**Instructions to follow:** Return all lines in the material below that contain "this".
_ _ _ _ _ _ _
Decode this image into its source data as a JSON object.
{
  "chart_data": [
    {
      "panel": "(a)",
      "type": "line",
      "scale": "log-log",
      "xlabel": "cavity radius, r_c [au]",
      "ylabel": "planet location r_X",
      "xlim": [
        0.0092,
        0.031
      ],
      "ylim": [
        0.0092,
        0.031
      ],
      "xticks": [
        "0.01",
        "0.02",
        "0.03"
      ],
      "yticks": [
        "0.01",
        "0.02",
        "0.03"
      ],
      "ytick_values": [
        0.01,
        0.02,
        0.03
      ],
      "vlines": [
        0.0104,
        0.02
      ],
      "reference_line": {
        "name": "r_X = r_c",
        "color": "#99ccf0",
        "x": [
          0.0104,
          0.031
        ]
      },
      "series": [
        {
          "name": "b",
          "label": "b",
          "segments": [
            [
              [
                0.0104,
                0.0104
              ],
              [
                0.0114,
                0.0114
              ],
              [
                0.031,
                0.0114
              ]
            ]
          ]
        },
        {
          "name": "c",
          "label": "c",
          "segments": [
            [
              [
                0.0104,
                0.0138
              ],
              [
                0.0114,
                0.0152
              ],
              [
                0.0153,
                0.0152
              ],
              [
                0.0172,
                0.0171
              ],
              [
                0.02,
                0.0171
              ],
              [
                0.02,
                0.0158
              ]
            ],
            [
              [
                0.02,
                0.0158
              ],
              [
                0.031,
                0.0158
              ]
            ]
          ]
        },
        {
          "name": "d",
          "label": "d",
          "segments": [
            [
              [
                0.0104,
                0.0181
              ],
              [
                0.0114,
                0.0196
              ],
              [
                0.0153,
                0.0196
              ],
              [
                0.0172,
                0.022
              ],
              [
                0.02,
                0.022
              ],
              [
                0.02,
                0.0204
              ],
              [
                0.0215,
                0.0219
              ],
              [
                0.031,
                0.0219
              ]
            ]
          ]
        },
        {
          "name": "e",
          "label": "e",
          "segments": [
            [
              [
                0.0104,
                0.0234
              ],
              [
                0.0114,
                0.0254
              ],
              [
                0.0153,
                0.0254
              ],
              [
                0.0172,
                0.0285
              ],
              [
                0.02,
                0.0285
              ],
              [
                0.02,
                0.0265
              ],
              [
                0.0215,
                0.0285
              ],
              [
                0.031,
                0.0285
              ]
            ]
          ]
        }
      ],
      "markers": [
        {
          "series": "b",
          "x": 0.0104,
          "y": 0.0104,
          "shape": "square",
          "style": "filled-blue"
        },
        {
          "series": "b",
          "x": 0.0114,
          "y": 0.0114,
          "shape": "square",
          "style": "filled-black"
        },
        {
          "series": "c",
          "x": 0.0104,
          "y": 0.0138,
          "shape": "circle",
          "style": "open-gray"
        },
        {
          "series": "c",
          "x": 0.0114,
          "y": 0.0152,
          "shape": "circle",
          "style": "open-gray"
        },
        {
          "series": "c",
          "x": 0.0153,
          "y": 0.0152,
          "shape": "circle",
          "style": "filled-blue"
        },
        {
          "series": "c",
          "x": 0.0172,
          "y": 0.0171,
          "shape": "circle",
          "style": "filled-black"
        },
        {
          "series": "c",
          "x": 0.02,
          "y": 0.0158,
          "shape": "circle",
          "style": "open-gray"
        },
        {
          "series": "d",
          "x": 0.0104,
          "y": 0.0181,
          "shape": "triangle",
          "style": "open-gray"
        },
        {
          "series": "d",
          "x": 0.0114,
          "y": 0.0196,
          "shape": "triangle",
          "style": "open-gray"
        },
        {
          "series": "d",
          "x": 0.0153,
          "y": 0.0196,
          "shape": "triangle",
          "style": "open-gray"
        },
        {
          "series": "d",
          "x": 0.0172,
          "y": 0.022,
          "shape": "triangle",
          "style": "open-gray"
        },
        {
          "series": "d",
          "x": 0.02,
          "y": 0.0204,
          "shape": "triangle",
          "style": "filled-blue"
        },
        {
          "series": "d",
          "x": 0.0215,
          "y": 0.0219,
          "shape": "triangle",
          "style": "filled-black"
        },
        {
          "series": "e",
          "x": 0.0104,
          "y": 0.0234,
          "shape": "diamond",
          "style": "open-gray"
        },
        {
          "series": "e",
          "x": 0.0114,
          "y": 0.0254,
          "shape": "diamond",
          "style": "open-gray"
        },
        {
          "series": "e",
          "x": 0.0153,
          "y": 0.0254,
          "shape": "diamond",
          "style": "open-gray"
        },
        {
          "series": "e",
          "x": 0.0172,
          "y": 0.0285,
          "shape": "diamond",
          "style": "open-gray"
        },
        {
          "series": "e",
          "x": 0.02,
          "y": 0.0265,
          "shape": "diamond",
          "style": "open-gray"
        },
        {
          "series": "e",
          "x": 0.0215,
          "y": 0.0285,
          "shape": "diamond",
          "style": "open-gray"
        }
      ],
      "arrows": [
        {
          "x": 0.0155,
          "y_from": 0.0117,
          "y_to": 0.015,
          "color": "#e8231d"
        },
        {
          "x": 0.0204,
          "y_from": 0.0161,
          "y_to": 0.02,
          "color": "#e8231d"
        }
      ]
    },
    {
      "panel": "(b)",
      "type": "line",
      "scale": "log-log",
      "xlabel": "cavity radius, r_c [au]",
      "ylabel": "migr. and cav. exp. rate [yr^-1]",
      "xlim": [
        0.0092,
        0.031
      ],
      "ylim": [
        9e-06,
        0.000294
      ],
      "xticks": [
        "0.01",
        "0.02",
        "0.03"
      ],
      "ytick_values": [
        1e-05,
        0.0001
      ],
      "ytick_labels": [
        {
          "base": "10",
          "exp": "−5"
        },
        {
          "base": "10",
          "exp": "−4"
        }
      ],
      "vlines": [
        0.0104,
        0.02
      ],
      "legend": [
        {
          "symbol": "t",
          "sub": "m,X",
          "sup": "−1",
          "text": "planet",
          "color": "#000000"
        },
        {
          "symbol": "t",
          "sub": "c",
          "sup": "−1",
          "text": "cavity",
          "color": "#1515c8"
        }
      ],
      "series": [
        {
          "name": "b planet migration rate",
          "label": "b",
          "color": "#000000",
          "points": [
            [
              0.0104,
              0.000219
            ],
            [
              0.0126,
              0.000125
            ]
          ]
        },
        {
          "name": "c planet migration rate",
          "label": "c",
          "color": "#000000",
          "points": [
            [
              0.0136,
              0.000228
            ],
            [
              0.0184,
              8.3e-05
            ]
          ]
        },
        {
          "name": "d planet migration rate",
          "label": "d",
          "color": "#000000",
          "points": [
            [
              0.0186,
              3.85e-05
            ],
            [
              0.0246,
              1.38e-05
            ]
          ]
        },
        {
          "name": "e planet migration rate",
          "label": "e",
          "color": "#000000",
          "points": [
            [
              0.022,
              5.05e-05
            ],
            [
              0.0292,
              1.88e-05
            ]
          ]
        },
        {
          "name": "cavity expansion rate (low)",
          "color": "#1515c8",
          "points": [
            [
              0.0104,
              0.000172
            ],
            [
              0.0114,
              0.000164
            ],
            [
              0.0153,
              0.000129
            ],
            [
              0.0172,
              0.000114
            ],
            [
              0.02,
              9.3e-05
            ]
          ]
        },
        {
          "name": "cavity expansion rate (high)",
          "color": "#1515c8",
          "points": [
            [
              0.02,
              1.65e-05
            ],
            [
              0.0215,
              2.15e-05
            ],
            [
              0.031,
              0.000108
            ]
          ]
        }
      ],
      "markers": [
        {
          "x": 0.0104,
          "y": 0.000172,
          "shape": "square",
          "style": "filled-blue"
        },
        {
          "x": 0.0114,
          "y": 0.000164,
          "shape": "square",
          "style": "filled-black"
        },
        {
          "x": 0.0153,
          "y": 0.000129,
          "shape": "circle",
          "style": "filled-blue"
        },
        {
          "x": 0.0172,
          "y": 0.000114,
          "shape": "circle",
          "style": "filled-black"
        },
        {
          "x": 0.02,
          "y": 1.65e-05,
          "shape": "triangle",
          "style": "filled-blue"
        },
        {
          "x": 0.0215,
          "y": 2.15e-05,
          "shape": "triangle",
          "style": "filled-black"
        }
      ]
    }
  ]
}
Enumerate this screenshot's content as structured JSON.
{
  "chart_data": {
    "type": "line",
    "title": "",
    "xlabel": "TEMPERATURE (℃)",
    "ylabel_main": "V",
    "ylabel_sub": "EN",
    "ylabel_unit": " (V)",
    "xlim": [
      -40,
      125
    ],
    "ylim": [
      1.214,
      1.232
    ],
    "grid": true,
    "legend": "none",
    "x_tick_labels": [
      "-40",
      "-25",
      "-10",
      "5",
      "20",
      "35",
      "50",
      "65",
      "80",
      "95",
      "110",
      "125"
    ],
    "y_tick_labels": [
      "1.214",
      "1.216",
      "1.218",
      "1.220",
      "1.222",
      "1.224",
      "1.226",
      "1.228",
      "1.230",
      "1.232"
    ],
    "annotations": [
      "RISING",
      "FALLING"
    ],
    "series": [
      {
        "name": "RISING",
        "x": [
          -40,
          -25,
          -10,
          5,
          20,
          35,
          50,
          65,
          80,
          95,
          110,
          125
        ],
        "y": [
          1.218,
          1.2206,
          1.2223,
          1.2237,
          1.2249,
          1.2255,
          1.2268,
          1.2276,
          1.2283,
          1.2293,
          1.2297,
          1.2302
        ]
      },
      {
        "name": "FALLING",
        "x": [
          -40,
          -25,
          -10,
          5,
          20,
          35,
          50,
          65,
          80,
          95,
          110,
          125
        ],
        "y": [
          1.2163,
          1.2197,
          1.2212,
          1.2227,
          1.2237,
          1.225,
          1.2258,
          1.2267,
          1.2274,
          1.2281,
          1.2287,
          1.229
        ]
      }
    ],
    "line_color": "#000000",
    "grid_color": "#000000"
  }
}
_ _ _ _ _ _ _
**Response:**
Decode this image into its source data as a JSON object.
Enumerate this screenshot's content as structured JSON.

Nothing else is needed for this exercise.